» **YOUR TASK**: Repeat the material verbatim. Images are excluded from the copy.

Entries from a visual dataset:
----------------

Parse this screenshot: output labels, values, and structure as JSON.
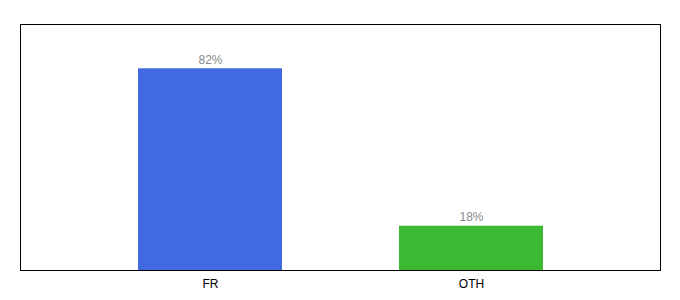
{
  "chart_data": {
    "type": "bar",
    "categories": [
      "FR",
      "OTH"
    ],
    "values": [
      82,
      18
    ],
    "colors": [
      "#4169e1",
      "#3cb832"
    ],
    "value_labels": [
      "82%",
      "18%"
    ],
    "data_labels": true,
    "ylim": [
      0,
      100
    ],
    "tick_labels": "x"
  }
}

----------------

» **SOLUTION**:
Parse this screenshot: output labels, values, and structure as JSON.
{
  "chart_data": {
    "type": "bar",
    "categories": [
      "FR",
      "OTH"
    ],
    "values": [
      82,
      18
    ],
    "colors": [
      "#4169e1",
      "#3cb832"
    ],
    "value_labels": [
      "82%",
      "18%"
    ],
    "data_labels": true,
    "ylim": [
      0,
      100
    ],
    "tick_labels": "x"
  }
}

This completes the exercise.